/---
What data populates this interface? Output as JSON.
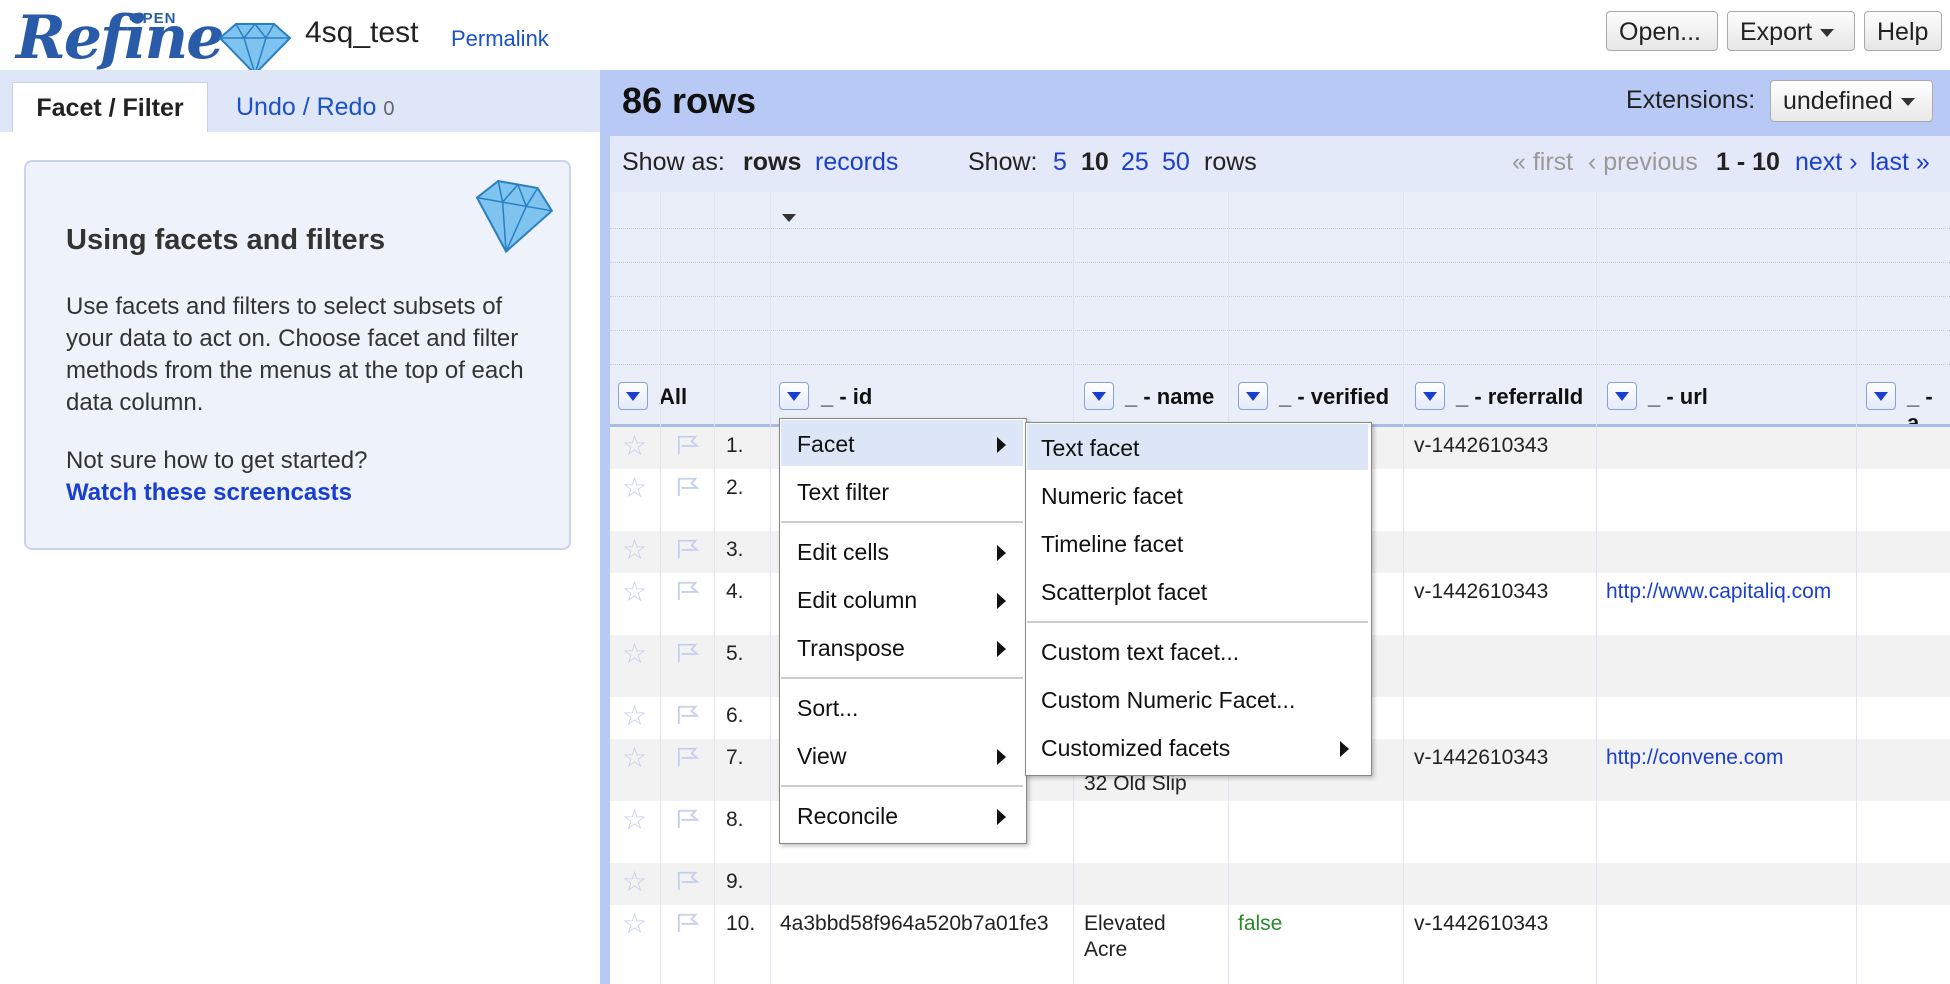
{
  "header": {
    "logo_text": "Refine",
    "logo_badge": "OPEN",
    "project_name": "4sq_test",
    "permalink": "Permalink",
    "buttons": {
      "open": "Open...",
      "export": "Export",
      "help": "Help"
    }
  },
  "left": {
    "tabs": {
      "facet_filter": "Facet / Filter",
      "undo_redo": "Undo / Redo",
      "undo_count": "0"
    },
    "help": {
      "title": "Using facets and filters",
      "body": "Use facets and filters to select subsets of your data to act on. Choose facet and filter methods from the menus at the top of each data column.",
      "question": "Not sure how to get started?",
      "link": "Watch these screencasts"
    }
  },
  "right": {
    "rows_count": "86 rows",
    "extensions_label": "Extensions:",
    "extensions_value": "undefined",
    "show_as_label": "Show as:",
    "show_as_rows": "rows",
    "show_as_records": "records",
    "show_label": "Show:",
    "page_sizes": [
      "5",
      "10",
      "25",
      "50"
    ],
    "rows_word": "rows",
    "pager": {
      "first": "« first",
      "previous": "‹ previous",
      "range": "1 - 10",
      "next": "next ›",
      "last": "last »"
    }
  },
  "columns": [
    "All",
    "_ - id",
    "_ - name",
    "_ - verified",
    "_ - referralId",
    "_ - url",
    "_ - a"
  ],
  "rows": [
    {
      "num": "1.",
      "id": "",
      "name": "",
      "verified": "",
      "referralId": "v-1442610343",
      "url": ""
    },
    {
      "num": "2.",
      "id": "",
      "name": "",
      "verified": "",
      "referralId": "",
      "url": ""
    },
    {
      "num": "3.",
      "id": "",
      "name": "",
      "verified": "",
      "referralId": "",
      "url": ""
    },
    {
      "num": "4.",
      "id": "",
      "name": "",
      "verified": "",
      "referralId": "v-1442610343",
      "url": "http://www.capitaliq.com"
    },
    {
      "num": "5.",
      "id": "",
      "name": "",
      "verified": "",
      "referralId": "",
      "url": ""
    },
    {
      "num": "6.",
      "id": "",
      "name": "",
      "verified": "",
      "referralId": "",
      "url": ""
    },
    {
      "num": "7.",
      "id": "",
      "name": "32 Old Slip",
      "verified": "",
      "referralId": "v-1442610343",
      "url": "http://convene.com"
    },
    {
      "num": "8.",
      "id": "",
      "name": "",
      "verified": "",
      "referralId": "",
      "url": ""
    },
    {
      "num": "9.",
      "id": "",
      "name": "",
      "verified": "",
      "referralId": "",
      "url": ""
    },
    {
      "num": "10.",
      "id": "4a3bbd58f964a520b7a01fe3",
      "name_line1": "Elevated",
      "name_line2": "Acre",
      "verified": "false",
      "referralId": "v-1442610343",
      "url": ""
    }
  ],
  "column_menu": {
    "items": [
      "Facet",
      "Text filter",
      "Edit cells",
      "Edit column",
      "Transpose",
      "Sort...",
      "View",
      "Reconcile"
    ]
  },
  "facet_submenu": {
    "items": [
      "Text facet",
      "Numeric facet",
      "Timeline facet",
      "Scatterplot facet",
      "Custom text facet...",
      "Custom Numeric Facet...",
      "Customized facets"
    ]
  },
  "colors": {
    "header_blue": "#b8c9f5",
    "link": "#1a3fcf",
    "highlight": "#dce6f6"
  }
}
\---
● Task brief
This exercise needs every line of the listing that contains the word "rows".

● Result of the exercise
    "rows_count": "86 rows",
    "show_as_rows": "rows",
    "rows_word": "rows",
  "rows": [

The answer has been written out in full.